▶ [STATED TASK]: Return the lines below that carry the word "开展联名活动".

Extracted data entries
——

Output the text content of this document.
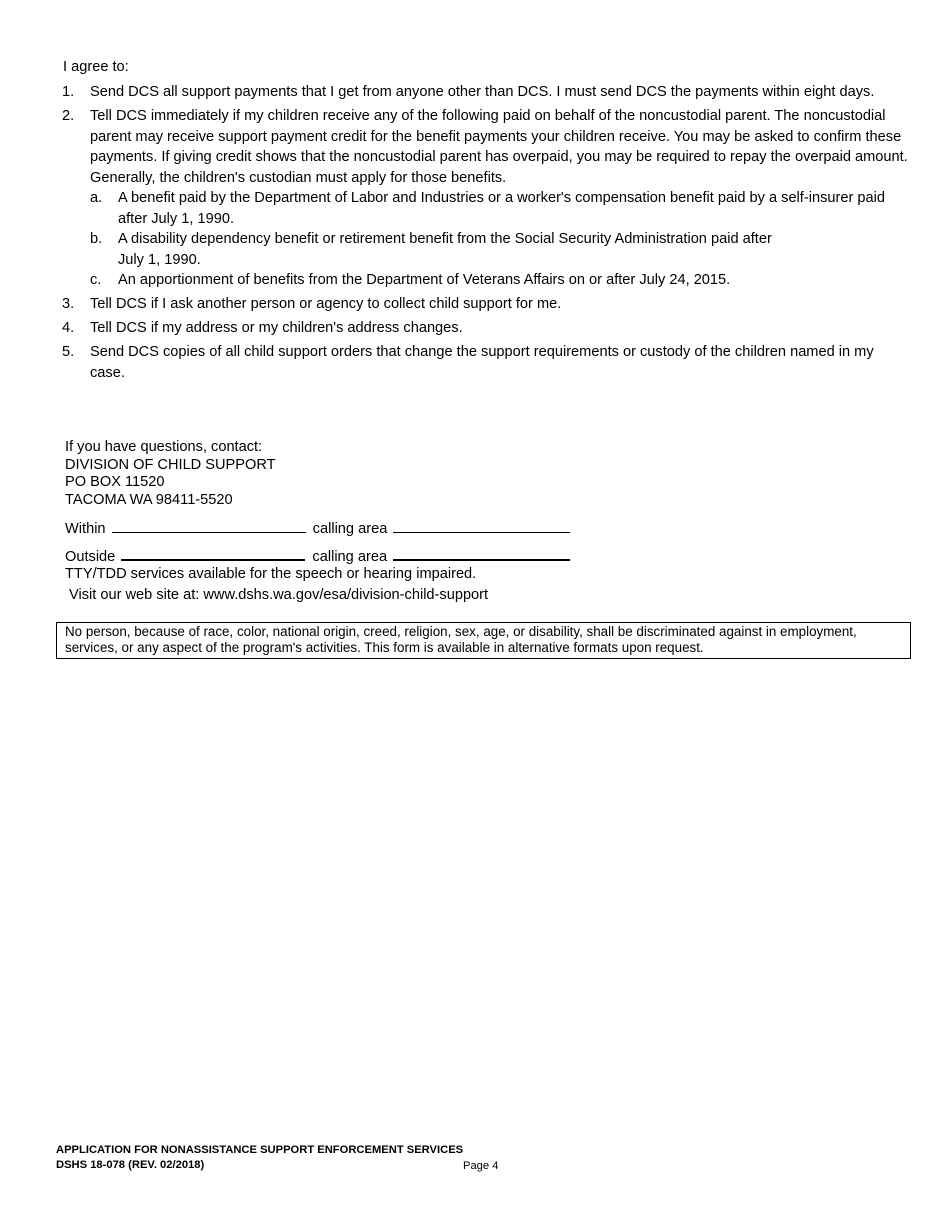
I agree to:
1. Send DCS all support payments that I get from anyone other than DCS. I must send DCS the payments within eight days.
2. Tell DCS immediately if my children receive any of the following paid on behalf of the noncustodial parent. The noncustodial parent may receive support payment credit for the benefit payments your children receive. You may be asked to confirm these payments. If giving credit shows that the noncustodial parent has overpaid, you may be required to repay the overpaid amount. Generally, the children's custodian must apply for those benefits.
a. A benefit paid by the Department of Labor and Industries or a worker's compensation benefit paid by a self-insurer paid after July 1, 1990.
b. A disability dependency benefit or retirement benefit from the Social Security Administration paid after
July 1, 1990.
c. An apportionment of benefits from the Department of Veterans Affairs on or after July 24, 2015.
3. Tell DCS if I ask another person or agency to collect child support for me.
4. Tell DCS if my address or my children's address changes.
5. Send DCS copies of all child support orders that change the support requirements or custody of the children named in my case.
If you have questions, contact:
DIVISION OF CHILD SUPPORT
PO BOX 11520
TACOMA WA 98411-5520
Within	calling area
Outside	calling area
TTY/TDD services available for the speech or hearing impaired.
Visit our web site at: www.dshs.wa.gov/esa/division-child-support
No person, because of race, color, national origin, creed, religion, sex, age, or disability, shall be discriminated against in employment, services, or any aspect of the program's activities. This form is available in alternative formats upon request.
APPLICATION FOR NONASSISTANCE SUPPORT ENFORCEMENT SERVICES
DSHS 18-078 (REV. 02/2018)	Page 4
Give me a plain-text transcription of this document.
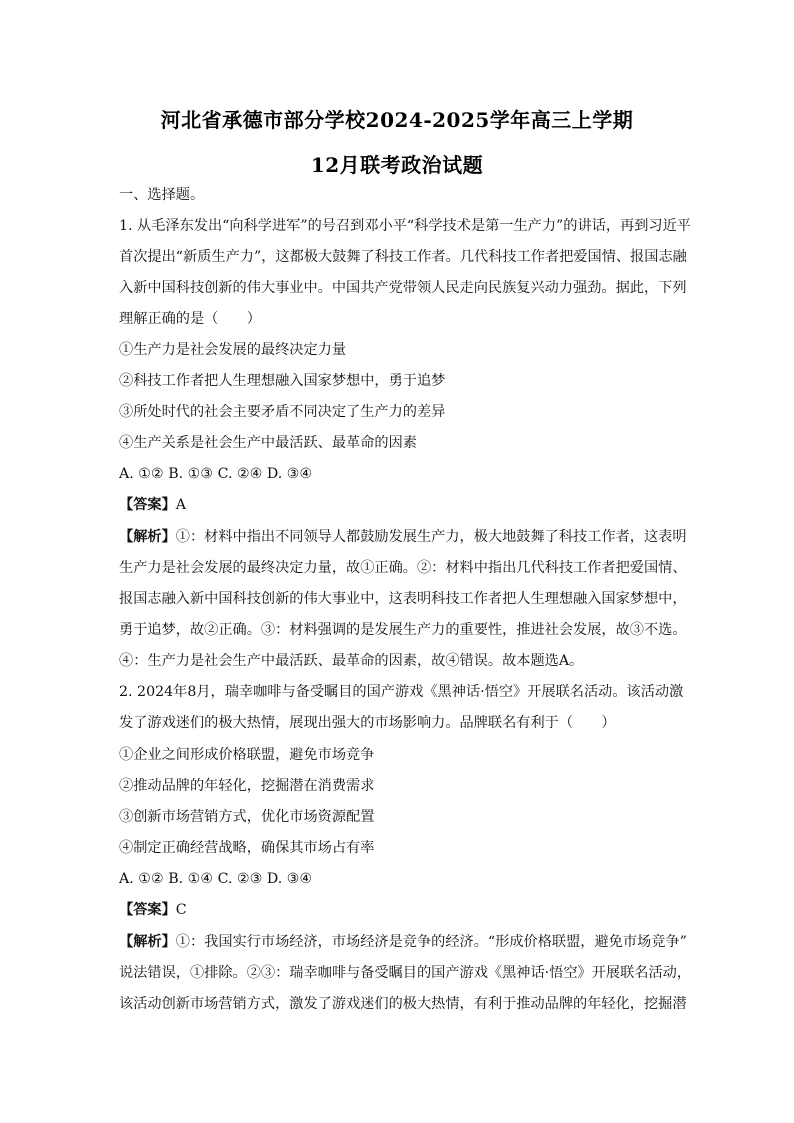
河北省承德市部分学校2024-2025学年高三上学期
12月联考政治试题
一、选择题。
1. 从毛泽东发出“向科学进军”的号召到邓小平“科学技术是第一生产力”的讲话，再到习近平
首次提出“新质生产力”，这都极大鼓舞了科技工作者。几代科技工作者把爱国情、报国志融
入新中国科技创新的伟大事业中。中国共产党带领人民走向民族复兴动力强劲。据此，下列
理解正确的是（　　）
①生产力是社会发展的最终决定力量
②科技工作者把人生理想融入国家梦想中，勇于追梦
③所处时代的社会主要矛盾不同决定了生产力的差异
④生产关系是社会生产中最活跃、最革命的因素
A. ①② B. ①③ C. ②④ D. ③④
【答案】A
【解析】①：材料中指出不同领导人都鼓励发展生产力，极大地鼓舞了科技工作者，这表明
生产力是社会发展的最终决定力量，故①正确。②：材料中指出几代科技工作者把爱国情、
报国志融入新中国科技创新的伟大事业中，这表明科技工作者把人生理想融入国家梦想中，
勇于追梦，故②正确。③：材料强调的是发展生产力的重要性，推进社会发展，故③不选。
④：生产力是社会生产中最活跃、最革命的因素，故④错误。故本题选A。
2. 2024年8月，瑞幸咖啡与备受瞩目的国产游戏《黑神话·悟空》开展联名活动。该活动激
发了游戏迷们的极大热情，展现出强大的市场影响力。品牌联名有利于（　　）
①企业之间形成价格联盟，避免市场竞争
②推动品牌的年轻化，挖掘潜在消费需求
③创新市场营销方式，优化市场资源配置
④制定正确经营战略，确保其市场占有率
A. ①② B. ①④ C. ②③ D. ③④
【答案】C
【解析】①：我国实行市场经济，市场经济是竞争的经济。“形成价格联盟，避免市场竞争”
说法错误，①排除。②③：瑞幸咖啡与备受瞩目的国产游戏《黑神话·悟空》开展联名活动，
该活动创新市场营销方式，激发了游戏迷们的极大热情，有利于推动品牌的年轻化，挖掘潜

——

▶ [RESPONSE BELOW]:
2. 2024年8月，瑞幸咖啡与备受瞩目的国产游戏《黑神话·悟空》开展联名活动。该活动激
说法错误，①排除。②③：瑞幸咖啡与备受瞩目的国产游戏《黑神话·悟空》开展联名活动，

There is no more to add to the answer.